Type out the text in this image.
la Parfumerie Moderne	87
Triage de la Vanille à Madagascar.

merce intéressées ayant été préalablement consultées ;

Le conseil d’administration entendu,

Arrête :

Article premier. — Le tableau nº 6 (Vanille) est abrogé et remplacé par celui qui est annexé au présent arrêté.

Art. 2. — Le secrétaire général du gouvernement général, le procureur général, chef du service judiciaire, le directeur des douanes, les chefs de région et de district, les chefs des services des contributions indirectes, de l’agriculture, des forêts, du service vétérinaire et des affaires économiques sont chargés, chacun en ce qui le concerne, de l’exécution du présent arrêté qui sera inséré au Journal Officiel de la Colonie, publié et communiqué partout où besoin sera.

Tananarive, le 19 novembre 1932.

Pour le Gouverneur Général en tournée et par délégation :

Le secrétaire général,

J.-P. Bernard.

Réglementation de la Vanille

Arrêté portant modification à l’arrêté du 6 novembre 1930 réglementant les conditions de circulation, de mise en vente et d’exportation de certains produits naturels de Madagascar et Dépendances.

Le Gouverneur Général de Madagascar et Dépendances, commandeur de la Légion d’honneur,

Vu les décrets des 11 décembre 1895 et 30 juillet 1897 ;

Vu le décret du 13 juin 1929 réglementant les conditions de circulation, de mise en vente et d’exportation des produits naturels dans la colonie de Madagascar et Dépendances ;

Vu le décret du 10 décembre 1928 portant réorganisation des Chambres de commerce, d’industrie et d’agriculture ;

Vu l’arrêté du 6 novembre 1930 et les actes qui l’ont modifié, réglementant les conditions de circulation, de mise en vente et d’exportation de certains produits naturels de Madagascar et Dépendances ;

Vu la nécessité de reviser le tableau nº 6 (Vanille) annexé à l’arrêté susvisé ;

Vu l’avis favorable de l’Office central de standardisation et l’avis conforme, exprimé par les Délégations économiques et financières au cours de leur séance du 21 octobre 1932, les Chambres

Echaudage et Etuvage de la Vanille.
|---|
◆ Direction ◆
Using the entries above, find all lines with "naturels". Copy them.

◆ Correct result ◆
Arrêté portant modification à l’arrêté du 6 novembre 1930 réglementant les conditions de circulation, de mise en vente et d’exportation de certains produits naturels de Madagascar et Dépendances.
Vu le décret du 13 juin 1929 réglementant les conditions de circulation, de mise en vente et d’exportation des produits naturels dans la colonie de Madagascar et Dépendances ;
Vu l’arrêté du 6 novembre 1930 et les actes qui l’ont modifié, réglementant les conditions de circulation, de mise en vente et d’exportation de certains produits naturels de Madagascar et Dépendances ;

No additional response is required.